Exercise instructions: Of the lines below, how many hold the string "ylabel"? Give only the number.

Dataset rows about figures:
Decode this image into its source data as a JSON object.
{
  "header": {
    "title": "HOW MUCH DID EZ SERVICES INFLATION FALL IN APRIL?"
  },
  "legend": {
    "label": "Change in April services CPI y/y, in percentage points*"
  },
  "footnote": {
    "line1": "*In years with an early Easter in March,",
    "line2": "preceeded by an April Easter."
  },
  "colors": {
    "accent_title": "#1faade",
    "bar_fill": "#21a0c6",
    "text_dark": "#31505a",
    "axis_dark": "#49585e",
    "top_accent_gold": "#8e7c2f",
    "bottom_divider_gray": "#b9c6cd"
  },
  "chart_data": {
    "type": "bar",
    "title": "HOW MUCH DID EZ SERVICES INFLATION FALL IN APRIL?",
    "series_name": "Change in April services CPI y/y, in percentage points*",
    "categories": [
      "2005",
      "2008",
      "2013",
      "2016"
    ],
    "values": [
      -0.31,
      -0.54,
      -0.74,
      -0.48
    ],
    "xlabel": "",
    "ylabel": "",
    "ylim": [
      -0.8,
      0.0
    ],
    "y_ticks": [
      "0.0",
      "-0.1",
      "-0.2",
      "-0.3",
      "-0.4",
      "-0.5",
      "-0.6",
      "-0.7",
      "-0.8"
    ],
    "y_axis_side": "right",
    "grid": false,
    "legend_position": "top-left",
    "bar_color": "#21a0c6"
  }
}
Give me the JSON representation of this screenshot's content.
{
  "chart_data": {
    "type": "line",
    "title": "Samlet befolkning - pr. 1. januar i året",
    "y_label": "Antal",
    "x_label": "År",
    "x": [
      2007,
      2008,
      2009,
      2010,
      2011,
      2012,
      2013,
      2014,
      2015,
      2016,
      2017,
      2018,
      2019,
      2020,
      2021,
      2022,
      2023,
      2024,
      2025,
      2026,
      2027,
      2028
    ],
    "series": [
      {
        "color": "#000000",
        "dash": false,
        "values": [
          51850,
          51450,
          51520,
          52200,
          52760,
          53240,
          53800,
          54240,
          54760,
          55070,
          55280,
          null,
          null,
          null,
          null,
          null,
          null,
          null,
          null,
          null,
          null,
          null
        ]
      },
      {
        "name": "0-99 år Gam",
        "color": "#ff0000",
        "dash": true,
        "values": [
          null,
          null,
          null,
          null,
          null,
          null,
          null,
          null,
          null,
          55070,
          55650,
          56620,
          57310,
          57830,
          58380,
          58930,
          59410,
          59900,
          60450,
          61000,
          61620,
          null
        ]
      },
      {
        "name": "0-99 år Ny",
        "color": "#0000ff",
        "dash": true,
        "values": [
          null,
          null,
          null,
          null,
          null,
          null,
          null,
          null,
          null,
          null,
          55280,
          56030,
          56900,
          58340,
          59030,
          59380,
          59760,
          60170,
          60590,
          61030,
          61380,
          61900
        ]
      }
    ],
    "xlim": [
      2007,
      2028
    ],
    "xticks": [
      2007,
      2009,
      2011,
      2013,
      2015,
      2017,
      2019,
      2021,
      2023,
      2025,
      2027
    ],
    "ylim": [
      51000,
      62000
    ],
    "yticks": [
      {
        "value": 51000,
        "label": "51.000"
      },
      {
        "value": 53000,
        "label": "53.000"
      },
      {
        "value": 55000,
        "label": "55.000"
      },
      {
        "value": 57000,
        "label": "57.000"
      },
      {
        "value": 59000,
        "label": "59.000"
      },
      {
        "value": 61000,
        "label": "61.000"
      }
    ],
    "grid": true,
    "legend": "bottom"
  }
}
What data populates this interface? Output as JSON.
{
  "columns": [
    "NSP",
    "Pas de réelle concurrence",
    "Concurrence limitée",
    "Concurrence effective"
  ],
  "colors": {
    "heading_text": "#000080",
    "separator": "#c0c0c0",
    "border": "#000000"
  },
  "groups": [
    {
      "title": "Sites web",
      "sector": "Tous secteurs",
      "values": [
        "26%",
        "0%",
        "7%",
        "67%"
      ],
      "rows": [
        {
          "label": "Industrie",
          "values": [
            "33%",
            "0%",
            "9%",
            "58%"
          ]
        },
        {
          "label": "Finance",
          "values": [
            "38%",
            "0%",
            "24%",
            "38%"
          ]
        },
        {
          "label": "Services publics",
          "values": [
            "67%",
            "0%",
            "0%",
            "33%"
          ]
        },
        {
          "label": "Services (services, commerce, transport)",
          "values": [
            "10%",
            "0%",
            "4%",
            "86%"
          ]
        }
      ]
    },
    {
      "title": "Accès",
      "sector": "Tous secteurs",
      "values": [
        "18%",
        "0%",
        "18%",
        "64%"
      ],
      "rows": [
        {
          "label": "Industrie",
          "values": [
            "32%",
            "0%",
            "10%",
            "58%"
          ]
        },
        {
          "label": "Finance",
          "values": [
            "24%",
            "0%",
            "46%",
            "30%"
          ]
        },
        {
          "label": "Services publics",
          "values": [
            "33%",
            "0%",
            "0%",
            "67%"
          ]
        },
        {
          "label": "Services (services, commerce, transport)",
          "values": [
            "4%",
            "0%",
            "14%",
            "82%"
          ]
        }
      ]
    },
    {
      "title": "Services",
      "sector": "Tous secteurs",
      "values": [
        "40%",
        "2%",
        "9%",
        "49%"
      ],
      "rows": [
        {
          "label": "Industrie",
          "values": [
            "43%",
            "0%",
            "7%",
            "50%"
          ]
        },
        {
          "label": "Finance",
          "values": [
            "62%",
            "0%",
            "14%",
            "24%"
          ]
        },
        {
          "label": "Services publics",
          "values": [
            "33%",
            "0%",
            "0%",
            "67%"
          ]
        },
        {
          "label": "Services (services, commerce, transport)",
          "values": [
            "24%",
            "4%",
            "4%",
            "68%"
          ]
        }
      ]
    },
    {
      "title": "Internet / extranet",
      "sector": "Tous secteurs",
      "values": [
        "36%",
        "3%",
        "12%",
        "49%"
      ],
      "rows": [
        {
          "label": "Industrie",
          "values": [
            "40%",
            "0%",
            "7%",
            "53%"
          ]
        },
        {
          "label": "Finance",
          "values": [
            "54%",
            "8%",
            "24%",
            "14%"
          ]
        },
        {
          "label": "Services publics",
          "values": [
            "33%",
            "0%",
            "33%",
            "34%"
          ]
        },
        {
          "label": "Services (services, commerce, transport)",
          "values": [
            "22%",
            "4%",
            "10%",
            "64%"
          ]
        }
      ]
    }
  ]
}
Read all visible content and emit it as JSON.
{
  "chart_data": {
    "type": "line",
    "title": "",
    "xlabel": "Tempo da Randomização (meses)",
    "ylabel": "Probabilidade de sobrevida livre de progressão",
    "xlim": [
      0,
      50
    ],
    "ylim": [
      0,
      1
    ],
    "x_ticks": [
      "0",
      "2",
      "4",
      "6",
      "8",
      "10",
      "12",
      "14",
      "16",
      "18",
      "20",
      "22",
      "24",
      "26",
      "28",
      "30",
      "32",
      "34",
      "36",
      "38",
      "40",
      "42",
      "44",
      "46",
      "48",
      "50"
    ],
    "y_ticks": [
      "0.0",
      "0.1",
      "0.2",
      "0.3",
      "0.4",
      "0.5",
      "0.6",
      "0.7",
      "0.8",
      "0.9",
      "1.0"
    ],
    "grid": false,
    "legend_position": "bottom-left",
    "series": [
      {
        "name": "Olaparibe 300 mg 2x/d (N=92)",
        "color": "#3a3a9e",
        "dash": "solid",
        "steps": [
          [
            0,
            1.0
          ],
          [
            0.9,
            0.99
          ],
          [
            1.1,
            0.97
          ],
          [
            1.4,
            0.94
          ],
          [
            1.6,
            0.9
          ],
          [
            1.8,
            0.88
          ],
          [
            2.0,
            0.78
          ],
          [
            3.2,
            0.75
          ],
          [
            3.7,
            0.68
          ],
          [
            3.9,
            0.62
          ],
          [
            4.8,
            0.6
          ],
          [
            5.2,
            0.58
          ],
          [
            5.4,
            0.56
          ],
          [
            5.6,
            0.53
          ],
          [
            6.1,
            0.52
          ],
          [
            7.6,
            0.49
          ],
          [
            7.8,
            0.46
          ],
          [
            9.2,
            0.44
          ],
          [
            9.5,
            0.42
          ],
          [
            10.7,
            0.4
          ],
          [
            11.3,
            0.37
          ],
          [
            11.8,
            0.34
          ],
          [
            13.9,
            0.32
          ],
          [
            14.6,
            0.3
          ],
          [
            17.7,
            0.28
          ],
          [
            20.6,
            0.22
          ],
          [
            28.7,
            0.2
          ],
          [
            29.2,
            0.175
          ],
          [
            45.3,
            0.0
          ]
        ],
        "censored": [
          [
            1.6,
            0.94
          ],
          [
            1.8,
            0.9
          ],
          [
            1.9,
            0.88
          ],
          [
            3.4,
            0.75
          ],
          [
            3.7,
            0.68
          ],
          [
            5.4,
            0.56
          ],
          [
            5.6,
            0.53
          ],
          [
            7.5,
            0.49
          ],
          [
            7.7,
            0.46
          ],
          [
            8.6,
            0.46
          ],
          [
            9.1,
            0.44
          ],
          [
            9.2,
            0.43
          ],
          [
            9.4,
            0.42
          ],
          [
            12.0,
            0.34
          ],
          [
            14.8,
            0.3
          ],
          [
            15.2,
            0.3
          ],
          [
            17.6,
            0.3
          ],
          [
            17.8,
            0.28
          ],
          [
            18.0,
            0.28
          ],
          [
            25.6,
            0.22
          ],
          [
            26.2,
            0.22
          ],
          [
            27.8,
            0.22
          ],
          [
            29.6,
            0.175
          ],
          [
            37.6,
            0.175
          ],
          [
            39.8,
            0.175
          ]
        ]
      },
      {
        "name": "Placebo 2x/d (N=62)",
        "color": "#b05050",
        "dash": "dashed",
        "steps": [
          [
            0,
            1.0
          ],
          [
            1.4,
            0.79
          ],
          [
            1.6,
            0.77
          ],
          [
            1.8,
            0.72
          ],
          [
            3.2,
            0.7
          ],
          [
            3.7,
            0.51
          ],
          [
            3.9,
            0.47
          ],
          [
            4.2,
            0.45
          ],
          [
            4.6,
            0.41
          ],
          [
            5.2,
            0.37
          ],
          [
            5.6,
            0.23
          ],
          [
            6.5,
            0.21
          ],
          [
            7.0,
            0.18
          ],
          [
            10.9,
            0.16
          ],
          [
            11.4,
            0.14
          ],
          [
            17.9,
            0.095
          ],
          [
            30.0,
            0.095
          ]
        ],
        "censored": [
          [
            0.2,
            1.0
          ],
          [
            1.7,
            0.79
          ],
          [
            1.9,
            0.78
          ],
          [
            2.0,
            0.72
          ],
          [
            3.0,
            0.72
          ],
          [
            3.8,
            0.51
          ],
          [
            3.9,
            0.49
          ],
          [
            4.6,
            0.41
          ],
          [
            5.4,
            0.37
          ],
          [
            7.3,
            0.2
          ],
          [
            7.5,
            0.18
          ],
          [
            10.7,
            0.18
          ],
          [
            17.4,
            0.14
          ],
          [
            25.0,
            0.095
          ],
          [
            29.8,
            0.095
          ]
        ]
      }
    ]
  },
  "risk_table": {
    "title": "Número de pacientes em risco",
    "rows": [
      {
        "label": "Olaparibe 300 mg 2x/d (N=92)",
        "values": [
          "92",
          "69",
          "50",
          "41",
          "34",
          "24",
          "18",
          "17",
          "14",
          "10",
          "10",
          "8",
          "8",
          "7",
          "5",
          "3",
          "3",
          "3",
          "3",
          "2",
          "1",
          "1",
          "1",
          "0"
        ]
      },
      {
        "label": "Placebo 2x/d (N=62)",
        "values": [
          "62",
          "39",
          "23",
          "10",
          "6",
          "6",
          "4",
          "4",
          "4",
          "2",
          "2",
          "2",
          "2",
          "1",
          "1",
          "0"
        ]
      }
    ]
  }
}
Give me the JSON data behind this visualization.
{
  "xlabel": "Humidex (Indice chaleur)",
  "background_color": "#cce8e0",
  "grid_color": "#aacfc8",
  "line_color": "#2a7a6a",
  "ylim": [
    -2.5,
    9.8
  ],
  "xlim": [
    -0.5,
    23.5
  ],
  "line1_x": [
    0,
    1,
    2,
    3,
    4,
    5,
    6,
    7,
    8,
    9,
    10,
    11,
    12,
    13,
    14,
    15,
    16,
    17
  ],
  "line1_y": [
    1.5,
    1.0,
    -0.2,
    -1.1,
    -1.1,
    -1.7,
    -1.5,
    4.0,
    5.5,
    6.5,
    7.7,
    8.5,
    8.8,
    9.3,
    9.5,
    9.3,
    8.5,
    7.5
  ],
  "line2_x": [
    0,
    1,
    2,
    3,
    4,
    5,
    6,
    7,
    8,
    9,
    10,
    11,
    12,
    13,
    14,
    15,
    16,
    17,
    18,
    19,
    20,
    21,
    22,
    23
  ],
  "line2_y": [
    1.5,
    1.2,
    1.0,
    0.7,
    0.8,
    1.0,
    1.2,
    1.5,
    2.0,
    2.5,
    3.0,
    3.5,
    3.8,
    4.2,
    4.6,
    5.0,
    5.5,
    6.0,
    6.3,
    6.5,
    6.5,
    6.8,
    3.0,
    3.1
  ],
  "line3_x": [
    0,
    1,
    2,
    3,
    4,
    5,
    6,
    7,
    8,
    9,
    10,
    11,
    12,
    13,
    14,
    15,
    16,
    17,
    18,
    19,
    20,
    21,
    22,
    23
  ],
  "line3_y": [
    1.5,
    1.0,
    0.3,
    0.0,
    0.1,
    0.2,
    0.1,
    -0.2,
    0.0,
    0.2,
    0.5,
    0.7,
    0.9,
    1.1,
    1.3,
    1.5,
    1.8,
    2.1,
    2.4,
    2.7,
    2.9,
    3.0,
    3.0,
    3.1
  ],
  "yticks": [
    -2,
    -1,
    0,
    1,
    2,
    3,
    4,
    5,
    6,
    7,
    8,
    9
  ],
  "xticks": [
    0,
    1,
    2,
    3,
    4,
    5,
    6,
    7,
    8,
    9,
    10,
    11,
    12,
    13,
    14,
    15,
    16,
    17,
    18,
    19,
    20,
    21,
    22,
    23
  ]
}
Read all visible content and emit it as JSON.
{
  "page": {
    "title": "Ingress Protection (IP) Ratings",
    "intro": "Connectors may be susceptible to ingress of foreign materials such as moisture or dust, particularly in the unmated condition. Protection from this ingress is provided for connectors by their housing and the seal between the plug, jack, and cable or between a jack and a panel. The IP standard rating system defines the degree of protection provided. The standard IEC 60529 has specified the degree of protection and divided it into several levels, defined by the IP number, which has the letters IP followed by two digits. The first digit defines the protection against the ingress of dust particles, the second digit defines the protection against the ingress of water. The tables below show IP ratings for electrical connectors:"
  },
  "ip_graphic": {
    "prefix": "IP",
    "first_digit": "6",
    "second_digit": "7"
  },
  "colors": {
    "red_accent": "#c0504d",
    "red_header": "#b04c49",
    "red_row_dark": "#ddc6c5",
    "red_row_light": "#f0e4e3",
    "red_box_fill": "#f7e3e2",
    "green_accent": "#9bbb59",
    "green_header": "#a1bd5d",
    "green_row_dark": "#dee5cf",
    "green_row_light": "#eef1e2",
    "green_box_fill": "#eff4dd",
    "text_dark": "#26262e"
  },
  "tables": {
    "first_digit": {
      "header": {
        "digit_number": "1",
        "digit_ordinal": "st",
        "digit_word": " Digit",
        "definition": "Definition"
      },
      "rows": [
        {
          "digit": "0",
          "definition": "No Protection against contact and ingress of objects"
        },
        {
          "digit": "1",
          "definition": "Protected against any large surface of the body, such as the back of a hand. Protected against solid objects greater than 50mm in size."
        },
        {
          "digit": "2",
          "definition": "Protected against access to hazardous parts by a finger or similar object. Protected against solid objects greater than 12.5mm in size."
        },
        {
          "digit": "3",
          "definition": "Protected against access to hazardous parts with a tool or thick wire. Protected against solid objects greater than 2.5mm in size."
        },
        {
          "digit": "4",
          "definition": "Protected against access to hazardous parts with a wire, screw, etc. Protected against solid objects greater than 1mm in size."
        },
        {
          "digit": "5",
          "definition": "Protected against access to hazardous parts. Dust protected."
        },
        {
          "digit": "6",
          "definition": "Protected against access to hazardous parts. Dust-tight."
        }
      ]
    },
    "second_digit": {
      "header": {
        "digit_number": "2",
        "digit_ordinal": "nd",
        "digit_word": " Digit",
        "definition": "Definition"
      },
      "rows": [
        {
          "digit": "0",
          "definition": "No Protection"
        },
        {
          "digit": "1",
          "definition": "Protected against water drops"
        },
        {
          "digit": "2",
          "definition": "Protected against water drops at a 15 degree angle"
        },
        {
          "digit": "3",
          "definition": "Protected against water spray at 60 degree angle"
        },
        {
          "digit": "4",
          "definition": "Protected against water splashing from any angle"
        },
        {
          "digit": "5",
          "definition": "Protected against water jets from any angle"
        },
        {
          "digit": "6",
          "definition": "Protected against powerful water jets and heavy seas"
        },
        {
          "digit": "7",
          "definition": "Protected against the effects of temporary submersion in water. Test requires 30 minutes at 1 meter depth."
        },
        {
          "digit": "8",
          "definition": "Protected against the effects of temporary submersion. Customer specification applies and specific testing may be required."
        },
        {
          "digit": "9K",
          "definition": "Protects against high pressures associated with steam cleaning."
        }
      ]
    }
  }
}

The answer: 2